═════ TASK MATERIAL ═════

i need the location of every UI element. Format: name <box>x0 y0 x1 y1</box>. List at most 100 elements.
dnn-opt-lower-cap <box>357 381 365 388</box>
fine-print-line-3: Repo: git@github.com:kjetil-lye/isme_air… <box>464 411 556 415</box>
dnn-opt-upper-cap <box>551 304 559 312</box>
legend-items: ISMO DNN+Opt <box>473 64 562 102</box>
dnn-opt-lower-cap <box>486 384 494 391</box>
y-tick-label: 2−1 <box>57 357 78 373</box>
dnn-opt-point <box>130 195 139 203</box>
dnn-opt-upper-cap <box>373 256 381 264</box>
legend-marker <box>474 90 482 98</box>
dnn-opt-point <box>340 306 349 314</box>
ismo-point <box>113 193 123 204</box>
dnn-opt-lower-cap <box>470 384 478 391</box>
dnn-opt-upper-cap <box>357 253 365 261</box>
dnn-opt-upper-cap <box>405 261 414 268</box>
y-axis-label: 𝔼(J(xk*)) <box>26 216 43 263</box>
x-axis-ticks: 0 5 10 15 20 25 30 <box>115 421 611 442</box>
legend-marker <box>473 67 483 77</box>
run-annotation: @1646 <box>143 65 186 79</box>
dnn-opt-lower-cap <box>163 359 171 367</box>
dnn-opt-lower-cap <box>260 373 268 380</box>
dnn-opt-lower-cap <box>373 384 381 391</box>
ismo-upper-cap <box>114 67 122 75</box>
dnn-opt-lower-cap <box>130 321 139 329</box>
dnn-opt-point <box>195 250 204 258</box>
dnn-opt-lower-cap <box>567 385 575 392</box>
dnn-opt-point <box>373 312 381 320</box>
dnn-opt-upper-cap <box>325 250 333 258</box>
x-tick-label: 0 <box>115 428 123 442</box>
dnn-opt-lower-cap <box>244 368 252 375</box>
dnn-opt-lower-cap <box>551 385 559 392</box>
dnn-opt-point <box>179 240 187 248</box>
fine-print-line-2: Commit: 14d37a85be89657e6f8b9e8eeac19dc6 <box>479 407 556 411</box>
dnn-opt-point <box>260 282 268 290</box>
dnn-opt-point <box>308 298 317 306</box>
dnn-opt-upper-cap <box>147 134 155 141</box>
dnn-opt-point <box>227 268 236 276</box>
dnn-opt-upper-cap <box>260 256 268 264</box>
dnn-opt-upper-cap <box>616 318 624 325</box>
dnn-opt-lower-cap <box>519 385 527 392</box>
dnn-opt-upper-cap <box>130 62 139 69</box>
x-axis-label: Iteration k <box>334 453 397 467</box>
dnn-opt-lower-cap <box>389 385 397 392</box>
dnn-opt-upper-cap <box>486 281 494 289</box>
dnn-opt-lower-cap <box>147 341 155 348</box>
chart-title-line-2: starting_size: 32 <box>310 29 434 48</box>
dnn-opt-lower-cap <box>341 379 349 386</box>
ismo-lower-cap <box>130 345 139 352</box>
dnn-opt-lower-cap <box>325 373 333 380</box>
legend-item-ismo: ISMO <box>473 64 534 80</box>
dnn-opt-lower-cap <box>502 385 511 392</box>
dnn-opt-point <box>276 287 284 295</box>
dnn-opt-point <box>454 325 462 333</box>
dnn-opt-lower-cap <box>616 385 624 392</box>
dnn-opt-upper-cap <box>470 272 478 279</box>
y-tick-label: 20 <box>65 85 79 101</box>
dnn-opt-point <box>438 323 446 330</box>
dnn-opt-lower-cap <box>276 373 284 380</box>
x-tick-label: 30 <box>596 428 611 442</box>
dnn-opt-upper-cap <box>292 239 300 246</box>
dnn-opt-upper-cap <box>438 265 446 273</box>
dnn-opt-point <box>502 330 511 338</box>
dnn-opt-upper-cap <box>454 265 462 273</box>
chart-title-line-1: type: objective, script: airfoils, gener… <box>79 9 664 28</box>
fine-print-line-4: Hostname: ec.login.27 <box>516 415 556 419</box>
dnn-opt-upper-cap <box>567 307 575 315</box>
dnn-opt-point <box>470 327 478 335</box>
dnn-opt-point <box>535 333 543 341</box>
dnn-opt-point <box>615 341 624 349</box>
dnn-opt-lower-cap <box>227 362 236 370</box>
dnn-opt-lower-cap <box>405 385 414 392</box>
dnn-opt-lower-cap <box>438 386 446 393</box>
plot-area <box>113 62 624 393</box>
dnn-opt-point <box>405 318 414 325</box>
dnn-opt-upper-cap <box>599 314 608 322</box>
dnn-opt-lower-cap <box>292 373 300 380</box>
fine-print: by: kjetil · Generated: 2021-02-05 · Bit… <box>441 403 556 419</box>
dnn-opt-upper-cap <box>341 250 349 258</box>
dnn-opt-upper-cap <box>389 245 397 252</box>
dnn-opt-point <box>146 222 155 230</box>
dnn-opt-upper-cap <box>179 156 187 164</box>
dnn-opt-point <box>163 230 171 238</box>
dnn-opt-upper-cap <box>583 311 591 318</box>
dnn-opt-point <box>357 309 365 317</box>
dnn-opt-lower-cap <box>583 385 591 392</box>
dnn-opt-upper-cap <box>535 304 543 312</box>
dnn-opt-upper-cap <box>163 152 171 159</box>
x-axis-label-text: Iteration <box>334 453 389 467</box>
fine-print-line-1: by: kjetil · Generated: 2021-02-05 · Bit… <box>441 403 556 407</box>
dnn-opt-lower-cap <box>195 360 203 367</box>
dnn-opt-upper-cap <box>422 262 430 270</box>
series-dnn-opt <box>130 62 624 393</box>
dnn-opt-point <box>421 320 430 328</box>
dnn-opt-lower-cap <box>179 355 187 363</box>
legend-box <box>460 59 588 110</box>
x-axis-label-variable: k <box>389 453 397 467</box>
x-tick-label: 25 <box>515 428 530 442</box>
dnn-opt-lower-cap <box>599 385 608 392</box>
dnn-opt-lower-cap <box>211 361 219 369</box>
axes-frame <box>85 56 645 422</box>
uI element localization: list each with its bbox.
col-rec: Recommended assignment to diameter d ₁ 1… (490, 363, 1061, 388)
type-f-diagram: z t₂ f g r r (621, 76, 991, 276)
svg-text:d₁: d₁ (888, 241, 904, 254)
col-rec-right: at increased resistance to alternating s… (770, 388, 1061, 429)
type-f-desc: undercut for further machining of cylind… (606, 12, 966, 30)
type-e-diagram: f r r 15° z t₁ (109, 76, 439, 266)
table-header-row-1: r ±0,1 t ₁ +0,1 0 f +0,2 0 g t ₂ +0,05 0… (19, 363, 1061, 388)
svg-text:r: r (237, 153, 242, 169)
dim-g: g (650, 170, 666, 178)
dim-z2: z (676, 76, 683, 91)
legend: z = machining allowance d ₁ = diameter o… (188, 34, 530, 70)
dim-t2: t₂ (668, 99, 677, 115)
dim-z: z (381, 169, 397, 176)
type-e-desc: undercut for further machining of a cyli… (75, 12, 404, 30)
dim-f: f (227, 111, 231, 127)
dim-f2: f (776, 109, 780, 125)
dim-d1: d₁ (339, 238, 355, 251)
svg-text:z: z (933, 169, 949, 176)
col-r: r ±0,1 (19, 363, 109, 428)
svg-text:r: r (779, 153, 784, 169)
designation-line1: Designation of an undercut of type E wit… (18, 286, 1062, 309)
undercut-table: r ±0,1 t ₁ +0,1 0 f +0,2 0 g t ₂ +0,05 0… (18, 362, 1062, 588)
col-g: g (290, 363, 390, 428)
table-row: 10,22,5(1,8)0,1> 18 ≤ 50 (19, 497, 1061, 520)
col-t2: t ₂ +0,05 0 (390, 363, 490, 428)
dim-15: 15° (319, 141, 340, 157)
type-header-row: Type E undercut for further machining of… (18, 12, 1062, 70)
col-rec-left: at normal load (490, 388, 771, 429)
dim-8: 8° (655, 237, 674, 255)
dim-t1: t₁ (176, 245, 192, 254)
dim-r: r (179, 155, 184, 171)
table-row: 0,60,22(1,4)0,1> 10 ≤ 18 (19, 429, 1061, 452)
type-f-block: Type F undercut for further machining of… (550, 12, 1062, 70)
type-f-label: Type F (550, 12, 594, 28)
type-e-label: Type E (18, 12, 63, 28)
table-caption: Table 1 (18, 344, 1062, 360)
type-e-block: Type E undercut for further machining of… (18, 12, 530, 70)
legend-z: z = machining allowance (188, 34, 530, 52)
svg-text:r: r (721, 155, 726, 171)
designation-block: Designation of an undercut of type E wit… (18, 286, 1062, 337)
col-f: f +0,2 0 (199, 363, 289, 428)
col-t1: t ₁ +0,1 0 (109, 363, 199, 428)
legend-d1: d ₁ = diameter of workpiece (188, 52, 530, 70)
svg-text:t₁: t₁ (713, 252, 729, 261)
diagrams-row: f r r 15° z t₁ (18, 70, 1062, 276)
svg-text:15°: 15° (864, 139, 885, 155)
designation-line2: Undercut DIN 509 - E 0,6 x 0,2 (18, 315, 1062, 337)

═════

EXERCISE GOAL: Can you repeat the rows from the start up to and including the line with "dnn-opt-upper-cap <box>373 256 381 264</box>", swapping every "dnn-opt-lower-cap" for "dnn-opt-bottom-cap" and leaving everything else unchanged?

CORRECT OUTPUT:
i need the location of every UI element. Format: name <box>x0 y0 x1 y1</box>. List at most 100 elements.
dnn-opt-bottom-cap <box>357 381 365 388</box>
fine-print-line-3: Repo: git@github.com:kjetil-lye/isme_air… <box>464 411 556 415</box>
dnn-opt-upper-cap <box>551 304 559 312</box>
legend-items: ISMO DNN+Opt <box>473 64 562 102</box>
dnn-opt-bottom-cap <box>486 384 494 391</box>
y-tick-label: 2−1 <box>57 357 78 373</box>
dnn-opt-point <box>130 195 139 203</box>
dnn-opt-upper-cap <box>373 256 381 264</box>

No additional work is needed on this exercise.